* **Given records**
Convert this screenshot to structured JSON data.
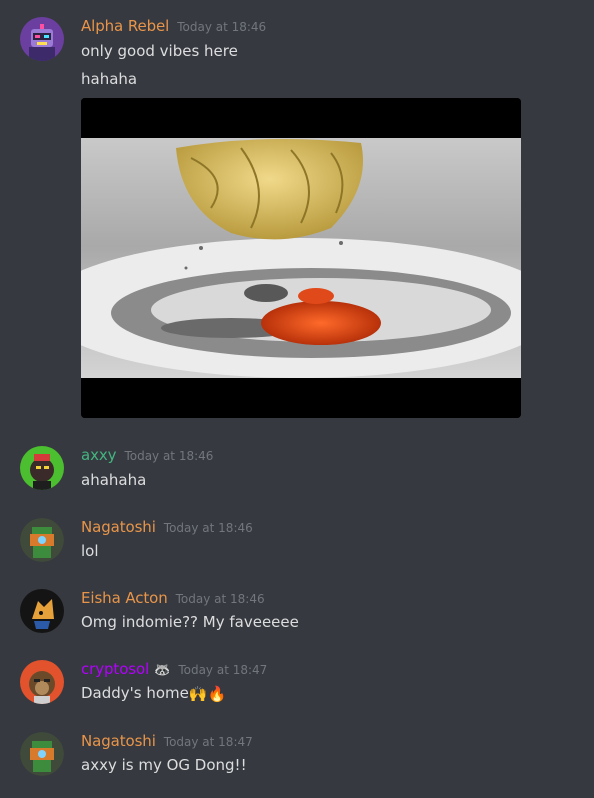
{
  "messages": [
    {
      "author": "Alpha Rebel",
      "author_color": "#e8954a",
      "timestamp": "Today at 18:46",
      "lines": [
        "only good vibes here",
        "hahaha"
      ],
      "attachment": "video-gif"
    },
    {
      "author": "axxy",
      "author_color": "#43b581",
      "timestamp": "Today at 18:46",
      "lines": [
        "ahahaha"
      ]
    },
    {
      "author": "Nagatoshi",
      "author_color": "#e8954a",
      "timestamp": "Today at 18:46",
      "lines": [
        "lol"
      ]
    },
    {
      "author": "Eisha Acton",
      "author_color": "#e8954a",
      "timestamp": "Today at 18:46",
      "lines": [
        "Omg indomie?? My faveeeee"
      ]
    },
    {
      "author": "cryptosol",
      "author_color": "#b300ff",
      "author_badge": "🦝",
      "timestamp": "Today at 18:47",
      "lines": [
        "Daddy's home"
      ],
      "emojis": [
        "🙌",
        "🔥"
      ]
    },
    {
      "author": "Nagatoshi",
      "author_color": "#e8954a",
      "timestamp": "Today at 18:47",
      "lines": [
        "axxy is my OG Dong!!"
      ]
    }
  ],
  "theme": {
    "background": "#36393f",
    "text": "#dcddde",
    "timestamp": "#72767d"
  }
}
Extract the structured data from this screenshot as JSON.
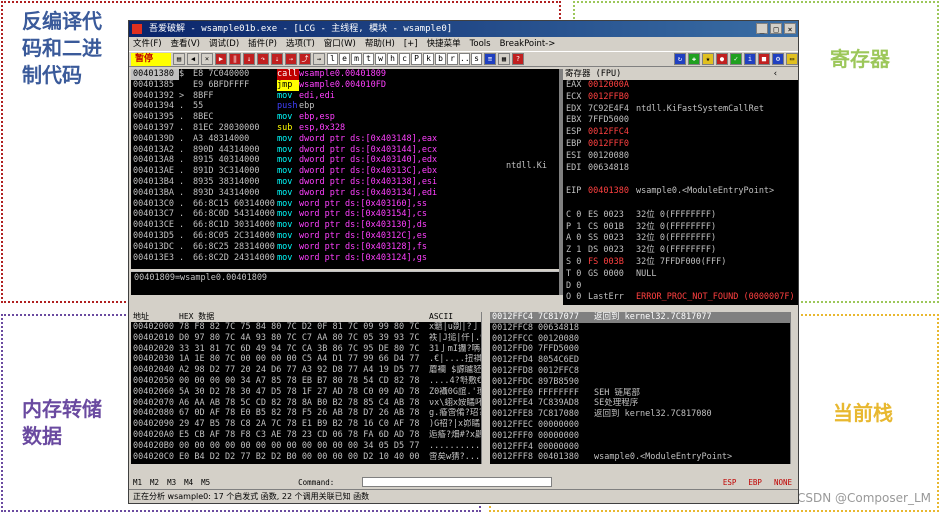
{
  "callouts": {
    "code": "反编译代码和二进制代码",
    "registers": "寄存器",
    "memory": "内存转储数据",
    "stack": "当前栈"
  },
  "watermark": "CSDN @Composer_LM",
  "window": {
    "title": "吾爱破解 - wsample01b.exe - [LCG - 主线程, 模块 - wsample0]",
    "menu": [
      "文件(F)",
      "查看(V)",
      "调试(D)",
      "插件(P)",
      "选项(T)",
      "窗口(W)",
      "帮助(H)",
      "[+]",
      "快捷菜单",
      "Tools",
      "BreakPoint->"
    ],
    "status": "暂停",
    "letters": [
      "l",
      "e",
      "m",
      "t",
      "w",
      "h",
      "c",
      "P",
      "k",
      "b",
      "r",
      "...",
      "s"
    ]
  },
  "cpu": {
    "rows": [
      {
        "addr": "00401380",
        "mark": "$",
        "hex": "E8 7C040000",
        "mn": "call",
        "op": "wsample0.00401809",
        "cls": "sel"
      },
      {
        "addr": "00401385",
        "mark": "",
        "hex": "E9 6BFDFFFF",
        "mn": "jmp",
        "op": "wsample0.004010FD",
        "cls": "jmp"
      },
      {
        "addr": "00401392",
        "mark": ">",
        "hex": "8BFF",
        "mn": "mov",
        "op": "edi,edi",
        "cls": "mov"
      },
      {
        "addr": "00401394",
        "mark": ".",
        "hex": "55",
        "mn": "push",
        "op": "ebp",
        "cls": "push"
      },
      {
        "addr": "00401395",
        "mark": ".",
        "hex": "8BEC",
        "mn": "mov",
        "op": "ebp,esp",
        "cls": "mov"
      },
      {
        "addr": "00401397",
        "mark": ".",
        "hex": "81EC 28030000",
        "mn": "sub",
        "op": "esp,0x328",
        "cls": "sub"
      },
      {
        "addr": "0040139D",
        "mark": ".",
        "hex": "A3 48314000",
        "mn": "mov",
        "op": "dword ptr ds:[0x403148],eax",
        "cls": "mov"
      },
      {
        "addr": "004013A2",
        "mark": ".",
        "hex": "890D 44314000",
        "mn": "mov",
        "op": "dword ptr ds:[0x403144],ecx",
        "cls": "mov"
      },
      {
        "addr": "004013A8",
        "mark": ".",
        "hex": "8915 40314000",
        "mn": "mov",
        "op": "dword ptr ds:[0x403140],edx",
        "cls": "mov"
      },
      {
        "addr": "004013AE",
        "mark": ".",
        "hex": "891D 3C314000",
        "mn": "mov",
        "op": "dword ptr ds:[0x40313C],ebx",
        "cls": "mov"
      },
      {
        "addr": "004013B4",
        "mark": ".",
        "hex": "8935 38314000",
        "mn": "mov",
        "op": "dword ptr ds:[0x403138],esi",
        "cls": "mov"
      },
      {
        "addr": "004013BA",
        "mark": ".",
        "hex": "893D 34314000",
        "mn": "mov",
        "op": "dword ptr ds:[0x403134],edi",
        "cls": "mov"
      },
      {
        "addr": "004013C0",
        "mark": ".",
        "hex": "66:8C15 60314000",
        "mn": "mov",
        "op": "word ptr ds:[0x403160],ss",
        "cls": "mov"
      },
      {
        "addr": "004013C7",
        "mark": ".",
        "hex": "66:8C0D 54314000",
        "mn": "mov",
        "op": "word ptr ds:[0x403154],cs",
        "cls": "mov"
      },
      {
        "addr": "004013CE",
        "mark": ".",
        "hex": "66:8C1D 30314000",
        "mn": "mov",
        "op": "word ptr ds:[0x403130],ds",
        "cls": "mov"
      },
      {
        "addr": "004013D5",
        "mark": ".",
        "hex": "66:8C05 2C314000",
        "mn": "mov",
        "op": "word ptr ds:[0x40312C],es",
        "cls": "mov"
      },
      {
        "addr": "004013DC",
        "mark": ".",
        "hex": "66:8C25 28314000",
        "mn": "mov",
        "op": "word ptr ds:[0x403128],fs",
        "cls": "mov"
      },
      {
        "addr": "004013E3",
        "mark": ".",
        "hex": "66:8C2D 24314000",
        "mn": "mov",
        "op": "word ptr ds:[0x403124],gs",
        "cls": "mov"
      }
    ],
    "info": "00401809=wsample0.00401809",
    "near_label": "ntdll.Ki"
  },
  "registers": {
    "header": "寄存器 (FPU)",
    "rows": [
      {
        "n": "EAX",
        "v": "0012000A",
        "c": "",
        "cv": ""
      },
      {
        "n": "ECX",
        "v": "0012FFB0",
        "c": "",
        "cv": ""
      },
      {
        "n": "EDX",
        "v": "7C92E4F4",
        "c": "ntdll.KiFastSystemCallRet",
        "cv": "w"
      },
      {
        "n": "EBX",
        "v": "7FFD5000",
        "c": "",
        "cv": "w"
      },
      {
        "n": "ESP",
        "v": "0012FFC4",
        "c": "",
        "cv": ""
      },
      {
        "n": "EBP",
        "v": "0012FFF0",
        "c": "",
        "cv": ""
      },
      {
        "n": "ESI",
        "v": "00120080",
        "c": "",
        "cv": "w"
      },
      {
        "n": "EDI",
        "v": "00634818",
        "c": "",
        "cv": "w"
      },
      {
        "n": "",
        "v": "",
        "c": "",
        "cv": ""
      },
      {
        "n": "EIP",
        "v": "00401380",
        "c": "wsample0.<ModuleEntryPoint>",
        "cv": ""
      },
      {
        "n": "",
        "v": "",
        "c": "",
        "cv": ""
      },
      {
        "n": "C 0",
        "v": "ES 0023",
        "c": "32位 0(FFFFFFFF)",
        "cv": "w"
      },
      {
        "n": "P 1",
        "v": "CS 001B",
        "c": "32位 0(FFFFFFFF)",
        "cv": "w"
      },
      {
        "n": "A 0",
        "v": "SS 0023",
        "c": "32位 0(FFFFFFFF)",
        "cv": "w"
      },
      {
        "n": "Z 1",
        "v": "DS 0023",
        "c": "32位 0(FFFFFFFF)",
        "cv": "w"
      },
      {
        "n": "S 0",
        "v": "FS 003B",
        "c": "32位 7FFDF000(FFF)",
        "cv": ""
      },
      {
        "n": "T 0",
        "v": "GS 0000",
        "c": "NULL",
        "cv": "w"
      },
      {
        "n": "D 0",
        "v": "",
        "c": "",
        "cv": ""
      },
      {
        "n": "O 0",
        "v": "LastErr",
        "c": "ERROR_PROC_NOT_FOUND (0000007F)",
        "cv": "w",
        "err": true
      },
      {
        "n": "",
        "v": "",
        "c": "",
        "cv": ""
      },
      {
        "n": "EFL",
        "v": "00000246",
        "c": "(NO,NB,E,BE,NS,PE,GE,LE)",
        "cv": ""
      }
    ]
  },
  "dump": {
    "headers": [
      "地址",
      "HEX 数据",
      "ASCII"
    ],
    "rows": [
      {
        "a": "00402000",
        "h": "78 F8 82 7C 75 84 80 7C D2 0F 81 7C 09 99 80 7C",
        "s": "x魑|u剟|?亅.檧|"
      },
      {
        "a": "00402010",
        "h": "D0 97 80 7C 4A 93 80 7C C7 AA 80 7C 05 39 93 7C",
        "s": "袟|J搥|仟|.9搢"
      },
      {
        "a": "00402020",
        "h": "33 31 81 7C 6D 49 94 7C CA 3B 86 7C 95 DE 80 7C",
        "s": "31亅mI攟?唡曓|"
      },
      {
        "a": "00402030",
        "h": "1A 1E 80 7C 00 00 00 00 C5 A4 D1 77 99 66 D4 77",
        "s": ".€|....扭褀檉詗"
      },
      {
        "a": "00402040",
        "h": "A2 98 D2 77 20 24 D6 77 A3 92 D8 77 A4 19 D5 77",
        "s": "蘑襴 $謜矑豾?誻"
      },
      {
        "a": "00402050",
        "h": "00 00 00 00 34 A7 85 78 EB B7 80 78 54 CD 82 78",
        "s": "....4?厁敷€xT蛡x"
      },
      {
        "a": "00402060",
        "h": "5A 30 D2 78 30 47 D5 78 1F 27 AD 78 C0 09 AD 78",
        "s": "Z0襵0G誼.'瓁?瓁"
      },
      {
        "a": "00402070",
        "h": "A6 AA AB 78 5C CD 82 78 8A B0 B2 78 85 C4 AB 78",
        "s": "νx\\蛡x姲瞲吥玿"
      },
      {
        "a": "00402080",
        "h": "67 0D AF 78 E0 B5 82 78 F5 26 AB 78 D7 26 AB 78",
        "s": "g.痻啻倄?玿?玿"
      },
      {
        "a": "00402090",
        "h": "29 47 B5 78 C8 2A 7C 78 E1 B9 B2 78 16 C0 AF 78",
        "s": ")G祒?|x峁瞲.拉x"
      },
      {
        "a": "004020A0",
        "h": "E5 CB AF 78 F8 C3 AE 78 23 CD 06 78 FA 6D AD 78",
        "s": "逅痻?畑#?x鷐瓁"
      },
      {
        "a": "004020B0",
        "h": "00 00 00 00 00 00 00 00 00 00 00 00 34 05 D5 77",
        "s": "............4.誻"
      },
      {
        "a": "004020C0",
        "h": "E0 B4 D2 D2 77 B2 D2 B0 00 00 00 00 D2 10 40 00",
        "s": "啻矣w猜?....?@."
      }
    ]
  },
  "stack": {
    "rows": [
      {
        "a": "0012FFC4",
        "v": "7C817077",
        "c": "返回到 kernel32.7C817077",
        "cls": "sel"
      },
      {
        "a": "0012FFC8",
        "v": "00634818",
        "c": ""
      },
      {
        "a": "0012FFCC",
        "v": "00120080",
        "c": ""
      },
      {
        "a": "0012FFD0",
        "v": "7FFD5000",
        "c": ""
      },
      {
        "a": "0012FFD4",
        "v": "8054C6ED",
        "c": ""
      },
      {
        "a": "0012FFD8",
        "v": "0012FFC8",
        "c": ""
      },
      {
        "a": "0012FFDC",
        "v": "897B8590",
        "c": ""
      },
      {
        "a": "0012FFE0",
        "v": "FFFFFFFF",
        "c": "SEH 链尾部"
      },
      {
        "a": "0012FFE4",
        "v": "7C839AD8",
        "c": "SE处理程序"
      },
      {
        "a": "0012FFE8",
        "v": "7C817080",
        "c": "返回到 kernel32.7C817080"
      },
      {
        "a": "0012FFEC",
        "v": "00000000",
        "c": ""
      },
      {
        "a": "0012FFF0",
        "v": "00000000",
        "c": ""
      },
      {
        "a": "0012FFF4",
        "v": "00000000",
        "c": ""
      },
      {
        "a": "0012FFF8",
        "v": "00401380",
        "c": "wsample0.<ModuleEntryPoint>"
      }
    ]
  },
  "bottom": {
    "tabs": [
      "M1",
      "M2",
      "M3",
      "M4",
      "M5"
    ],
    "command_label": "Command:",
    "right_btns": [
      "ESP",
      "EBP",
      "NONE"
    ]
  },
  "statusbar": "正在分析 wsample0: 17 个启发式 函数, 22 个调用关联已知 函数"
}
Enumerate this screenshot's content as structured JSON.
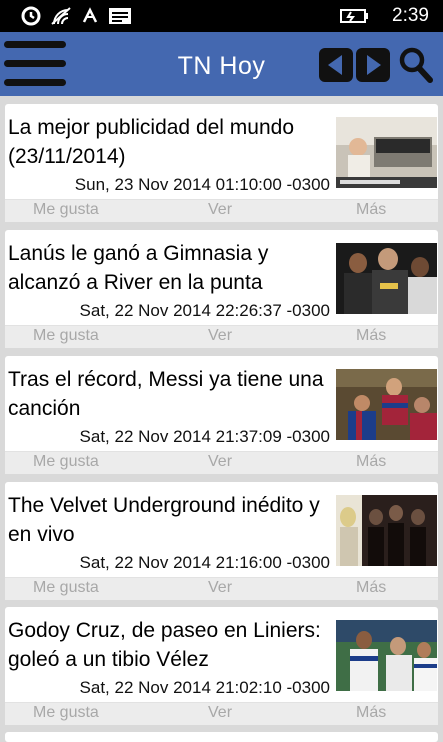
{
  "status": {
    "time": "2:39"
  },
  "header": {
    "title": "TN Hoy"
  },
  "actions": {
    "like": "Me gusta",
    "view": "Ver",
    "more": "Más"
  },
  "articles": [
    {
      "title": "La mejor publicidad del mundo (23/11/2014)",
      "date": "Sun, 23 Nov 2014 01:10:00 -0300"
    },
    {
      "title": "Lanús le ganó a Gimnasia y alcanzó a River en la punta",
      "date": "Sat, 22 Nov 2014 22:26:37 -0300"
    },
    {
      "title": "Tras el récord, Messi ya tiene una canción",
      "date": "Sat, 22 Nov 2014 21:37:09 -0300"
    },
    {
      "title": "The Velvet Underground inédito y en vivo",
      "date": "Sat, 22 Nov 2014 21:16:00 -0300"
    },
    {
      "title": "Godoy Cruz, de paseo en Liniers: goleó a un tibio Vélez",
      "date": "Sat, 22 Nov 2014 21:02:10 -0300"
    }
  ],
  "colors": {
    "header": "#4468b0",
    "background": "#d9d9d9",
    "action_text": "#a8a8a8"
  }
}
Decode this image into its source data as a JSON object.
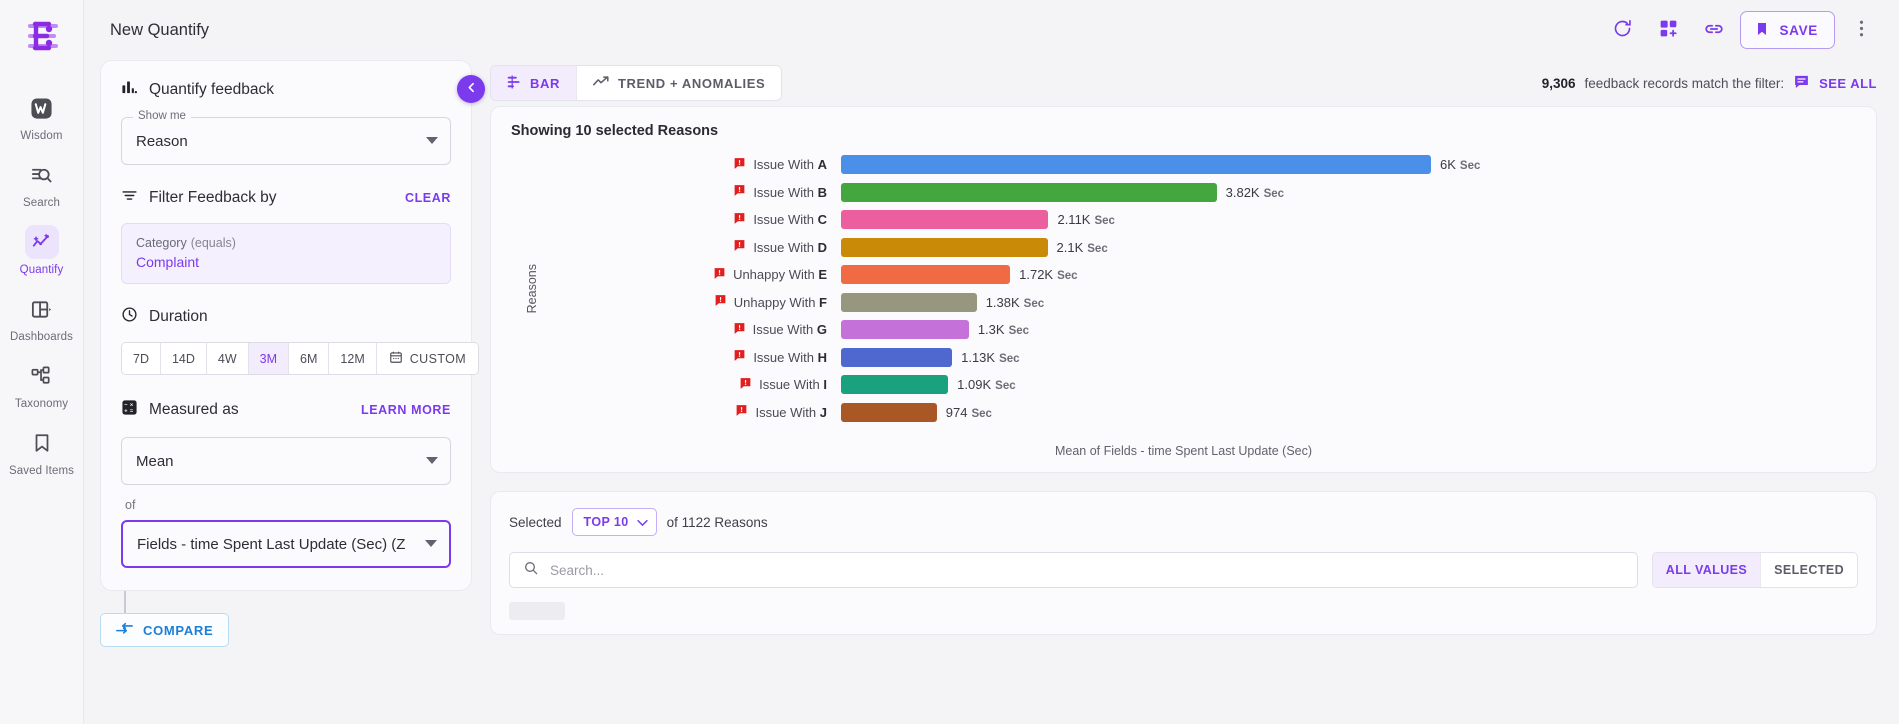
{
  "rail": {
    "logo_name": "app-logo",
    "items": [
      {
        "label": "Wisdom",
        "icon": "wisdom-icon",
        "active": false
      },
      {
        "label": "Search",
        "icon": "search-icon",
        "active": false
      },
      {
        "label": "Quantify",
        "icon": "quantify-icon",
        "active": true
      },
      {
        "label": "Dashboards",
        "icon": "dashboards-icon",
        "active": false
      },
      {
        "label": "Taxonomy",
        "icon": "taxonomy-icon",
        "active": false
      },
      {
        "label": "Saved Items",
        "icon": "bookmark-icon",
        "active": false
      }
    ]
  },
  "topbar": {
    "title": "New Quantify",
    "refresh_label": "refresh-icon",
    "add_widget_label": "add-widget-icon",
    "link_label": "link-icon",
    "save_label": "SAVE",
    "more_label": "more-options-icon"
  },
  "config": {
    "section_quantify": "Quantify feedback",
    "show_me_legend": "Show me",
    "show_me_value": "Reason",
    "section_filter": "Filter Feedback by",
    "clear_label": "CLEAR",
    "filter_chip_field": "Category",
    "filter_chip_operator": "(equals)",
    "filter_chip_value": "Complaint",
    "section_duration": "Duration",
    "durations": [
      {
        "label": "7D",
        "active": false
      },
      {
        "label": "14D",
        "active": false
      },
      {
        "label": "4W",
        "active": false
      },
      {
        "label": "3M",
        "active": true
      },
      {
        "label": "6M",
        "active": false
      },
      {
        "label": "12M",
        "active": false
      }
    ],
    "custom_label": "CUSTOM",
    "section_measured": "Measured as",
    "learn_more_label": "LEARN MORE",
    "measure_value": "Mean",
    "of_label": "of",
    "field_value": "Fields - time Spent Last Update (Sec) (Z",
    "compare_label": "COMPARE"
  },
  "viz": {
    "tabs": [
      {
        "label": "BAR",
        "icon": "bar-chart-icon",
        "active": true
      },
      {
        "label": "TREND + ANOMALIES",
        "icon": "trend-line-icon",
        "active": false
      }
    ],
    "records_count": "9,306",
    "records_text": "feedback records match the filter:",
    "feedback_icon": "feedback-comment-icon",
    "see_all_label": "SEE ALL"
  },
  "selection": {
    "selected_label": "Selected",
    "top_value": "TOP 10",
    "of_text": "of 1122 Reasons",
    "search_placeholder": "Search...",
    "search_value": "",
    "value_tabs": [
      {
        "label": "ALL VALUES",
        "active": true
      },
      {
        "label": "SELECTED",
        "active": false
      }
    ]
  },
  "chart_data": {
    "type": "bar",
    "orientation": "horizontal",
    "title": "Showing 10 selected Reasons",
    "ylabel": "Reasons",
    "xlabel": "",
    "footer": "Mean of Fields - time Spent Last Update (Sec)",
    "unit": "Sec",
    "xlim": [
      0,
      6000
    ],
    "grid": false,
    "legend": "none",
    "categories": [
      "Issue With A",
      "Issue With B",
      "Issue With C",
      "Issue With D",
      "Unhappy With E",
      "Unhappy With F",
      "Issue With G",
      "Issue With H",
      "Issue With I",
      "Issue With J"
    ],
    "values": [
      6000,
      3820,
      2110,
      2100,
      1720,
      1380,
      1300,
      1130,
      1090,
      974
    ],
    "value_labels": [
      "6K",
      "3.82K",
      "2.11K",
      "2.1K",
      "1.72K",
      "1.38K",
      "1.3K",
      "1.13K",
      "1.09K",
      "974"
    ],
    "colors": [
      "#4a90e8",
      "#44a63f",
      "#ec5f9e",
      "#c98a07",
      "#f06a43",
      "#97977f",
      "#c471d9",
      "#4e68cf",
      "#1aa27e",
      "#a85725"
    ],
    "bars": [
      {
        "label": "Issue With A",
        "prefix": "Issue With",
        "suffix": "A",
        "value": 6000,
        "value_label": "6K",
        "color": "#4a90e8"
      },
      {
        "label": "Issue With B",
        "prefix": "Issue With",
        "suffix": "B",
        "value": 3820,
        "value_label": "3.82K",
        "color": "#44a63f"
      },
      {
        "label": "Issue With C",
        "prefix": "Issue With",
        "suffix": "C",
        "value": 2110,
        "value_label": "2.11K",
        "color": "#ec5f9e"
      },
      {
        "label": "Issue With D",
        "prefix": "Issue With",
        "suffix": "D",
        "value": 2100,
        "value_label": "2.1K",
        "color": "#c98a07"
      },
      {
        "label": "Unhappy With E",
        "prefix": "Unhappy With",
        "suffix": "E",
        "value": 1720,
        "value_label": "1.72K",
        "color": "#f06a43"
      },
      {
        "label": "Unhappy With F",
        "prefix": "Unhappy With",
        "suffix": "F",
        "value": 1380,
        "value_label": "1.38K",
        "color": "#97977f"
      },
      {
        "label": "Issue With G",
        "prefix": "Issue With",
        "suffix": "G",
        "value": 1300,
        "value_label": "1.3K",
        "color": "#c471d9"
      },
      {
        "label": "Issue With H",
        "prefix": "Issue With",
        "suffix": "H",
        "value": 1130,
        "value_label": "1.13K",
        "color": "#4e68cf"
      },
      {
        "label": "Issue With I",
        "prefix": "Issue With",
        "suffix": "I",
        "value": 1090,
        "value_label": "1.09K",
        "color": "#1aa27e"
      },
      {
        "label": "Issue With J",
        "prefix": "Issue With",
        "suffix": "J",
        "value": 974,
        "value_label": "974",
        "color": "#a85725"
      }
    ]
  },
  "colors": {
    "accent": "#7c3aed",
    "accent_soft": "#f2ecfd",
    "compare_blue": "#1c7fd6",
    "flag_red": "#e02020"
  }
}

* **What is expected**
Reply with one number only, the count of lines above that hold the string "Unhappy".

* **Complete response**
6